Data shown -
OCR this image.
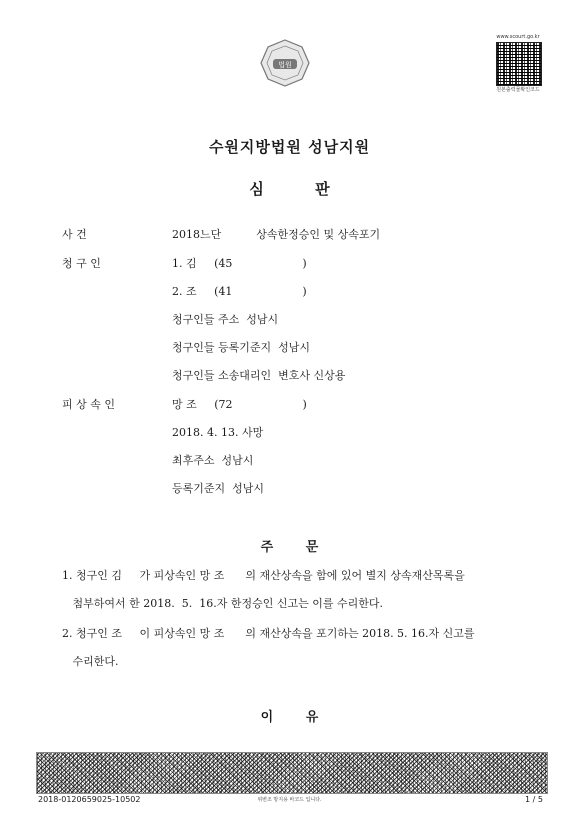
법원
www.scourt.go.kr
원본출력물확인코드
수원지방법원 성남지원
심 판
사 건	2018느단          상속한정승인 및 상속포기
청 구 인	1. 김     (45                    )
2. 조     (41                    )
청구인들 주소  성남시
청구인들 등록기준지  성남시
청구인들 소송대리인  변호사 신상용
피 상 속 인	망 조     (72                    )
2018. 4. 13. 사망
최후주소  성남시
등록기준지  성남시
주 문
1. 청구인 김     가 피상속인 망 조      의 재산상속을 함에 있어 별지 상속재산목록을
첨부하여서 한 2018.  5.  16.자 한정승인 신고는 이를 수리한다.
2. 청구인 조     이 피상속인 망 조      의 재산상속을 포기하는 2018. 5. 16.자 신고를
수리한다.
이 유
2018-0120659025-10502	위변조 방지용 바코드 입니다.	1 / 5
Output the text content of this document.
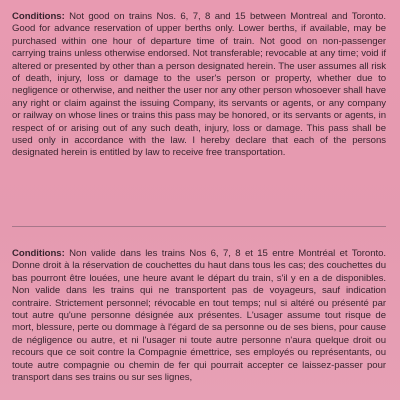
Conditions: Not good on trains Nos. 6, 7, 8 and 15 between Montreal and Toronto. Good for advance reservation of upper berths only. Lower berths, if available, may be purchased within one hour of departure time of train. Not good on non-passenger carrying trains unless otherwise endorsed. Not transferable; revocable at any time; void if altered or presented by other than a person designated herein. The user assumes all risk of death, injury, loss or damage to the user's person or property, whether due to negligence or otherwise, and neither the user nor any other person whosoever shall have any right or claim against the issuing Company, its servants or agents, or any company or railway on whose lines or trains this pass may be honored, or its servants or agents, in respect of or arising out of any such death, injury, loss or damage. This pass shall be used only in accordance with the law. I hereby declare that each of the persons designated herein is entitled by law to receive free transportation.

Conditions: Non valide dans les trains Nos 6, 7, 8 et 15 entre Montréal et Toronto. Donne droit à la réservation de couchettes du haut dans tous les cas; des couchettes du bas pourront être louées, une heure avant le départ du train, s'il y en a de disponibles. Non valide dans les trains qui ne transportent pas de voyageurs, sauf indication contraire. Strictement personnel; révocable en tout temps; nul si altéré ou présenté par tout autre qu'une personne désignée aux présentes. L'usager assume tout risque de mort, blessure, perte ou dommage à l'égard de sa personne ou de ses biens, pour cause de négligence ou autre, et ni l'usager ni toute autre personne n'aura quelque droit ou recours que ce soit contre la Compagnie émettrice, ses employés ou représentants, ou toute autre compagnie ou chemin de fer qui pourrait accepter ce laissez-passer pour transport dans ses trains ou sur ses lignes,
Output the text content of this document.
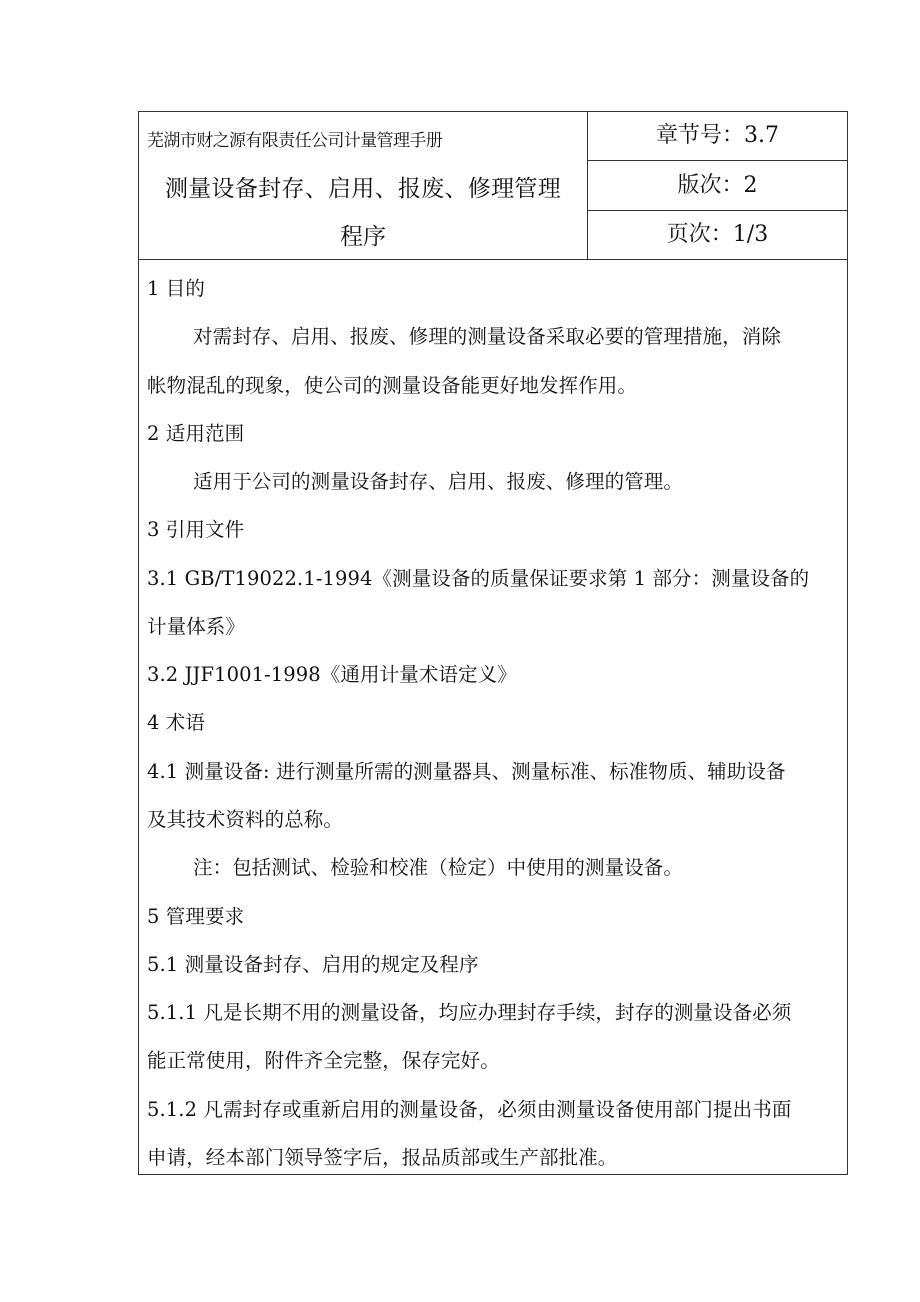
芜湖市财之源有限责任公司计量管理手册
测量设备封存、启用、报废、修理管理
程序
章节号：3.7
版次：2
页次：1/3
1 目的
对需封存、启用、报废、修理的测量设备采取必要的管理措施，消除
帐物混乱的现象，使公司的测量设备能更好地发挥作用。
2 适用范围
适用于公司的测量设备封存、启用、报废、修理的管理。
3 引用文件
3.1 GB/T19022.1-1994《测量设备的质量保证要求第 1 部分：测量设备的
计量体系》
3.2 JJF1001-1998《通用计量术语定义》
4 术语
4.1 测量设备: 进行测量所需的测量器具、测量标准、标准物质、辅助设备
及其技术资料的总称。
注：包括测试、检验和校准（检定）中使用的测量设备。
5 管理要求
5.1 测量设备封存、启用的规定及程序
5.1.1 凡是长期不用的测量设备，均应办理封存手续，封存的测量设备必须
能正常使用，附件齐全完整，保存完好。
5.1.2 凡需封存或重新启用的测量设备，必须由测量设备使用部门提出书面
申请，经本部门领导签字后，报品质部或生产部批准。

Requirements -
Your copy should hold every record word for word and none of the pictures.

Solution to this problem -
OCR this image.
법원
www.scourt.go.kr
원본출력물확인코드
수원지방법원 성남지원
심 판
사 건	2018느단          상속한정승인 및 상속포기
청 구 인	1. 김     (45                    )
2. 조     (41                    )
청구인들 주소  성남시
청구인들 등록기준지  성남시
청구인들 소송대리인  변호사 신상용
피 상 속 인	망 조     (72                    )
2018. 4. 13. 사망
최후주소  성남시
등록기준지  성남시
주 문
1. 청구인 김     가 피상속인 망 조      의 재산상속을 함에 있어 별지 상속재산목록을
첨부하여서 한 2018.  5.  16.자 한정승인 신고는 이를 수리한다.
2. 청구인 조     이 피상속인 망 조      의 재산상속을 포기하는 2018. 5. 16.자 신고를
수리한다.
이 유
2018-0120659025-10502	위변조 방지용 바코드 입니다.	1 / 5
Output the text content of this document.
Conditions: Not good on trains Nos. 6, 7, 8 and 15 between Montreal and Toronto. Good for advance reservation of upper berths only. Lower berths, if available, may be purchased within one hour of departure time of train. Not good on non-passenger carrying trains unless otherwise endorsed. Not transferable; revocable at any time; void if altered or presented by other than a person designated herein. The user assumes all risk of death, injury, loss or damage to the user's person or property, whether due to negligence or otherwise, and neither the user nor any other person whosoever shall have any right or claim against the issuing Company, its servants or agents, or any company or railway on whose lines or trains this pass may be honored, or its servants or agents, in respect of or arising out of any such death, injury, loss or damage. This pass shall be used only in accordance with the law. I hereby declare that each of the persons designated herein is entitled by law to receive free transportation.

Conditions: Non valide dans les trains Nos 6, 7, 8 et 15 entre Montréal et Toronto. Donne droit à la réservation de couchettes du haut dans tous les cas; des couchettes du bas pourront être louées, une heure avant le départ du train, s'il y en a de disponibles. Non valide dans les trains qui ne transportent pas de voyageurs, sauf indication contraire. Strictement personnel; révocable en tout temps; nul si altéré ou présenté par tout autre qu'une personne désignée aux présentes. L'usager assume tout risque de mort, blessure, perte ou dommage à l'égard de sa personne ou de ses biens, pour cause de négligence ou autre, et ni l'usager ni toute autre personne n'aura quelque droit ou recours que ce soit contre la Compagnie émettrice, ses employés ou représentants, ou toute autre compagnie ou chemin de fer qui pourrait accepter ce laissez-passer pour transport dans ses trains ou sur ses lignes,
Output the text content of this document.
芜湖市财之源有限责任公司计量管理手册
测量设备封存、启用、报废、修理管理
程序
章节号：3.7
版次：2
页次：1/3
1 目的
对需封存、启用、报废、修理的测量设备采取必要的管理措施，消除
帐物混乱的现象，使公司的测量设备能更好地发挥作用。
2 适用范围
适用于公司的测量设备封存、启用、报废、修理的管理。
3 引用文件
3.1 GB/T19022.1-1994《测量设备的质量保证要求第 1 部分：测量设备的
计量体系》
3.2 JJF1001-1998《通用计量术语定义》
4 术语
4.1 测量设备: 进行测量所需的测量器具、测量标准、标准物质、辅助设备
及其技术资料的总称。
注：包括测试、检验和校准（检定）中使用的测量设备。
5 管理要求
5.1 测量设备封存、启用的规定及程序
5.1.1 凡是长期不用的测量设备，均应办理封存手续，封存的测量设备必须
能正常使用，附件齐全完整，保存完好。
5.1.2 凡需封存或重新启用的测量设备，必须由测量设备使用部门提出书面
申请，经本部门领导签字后，报品质部或生产部批准。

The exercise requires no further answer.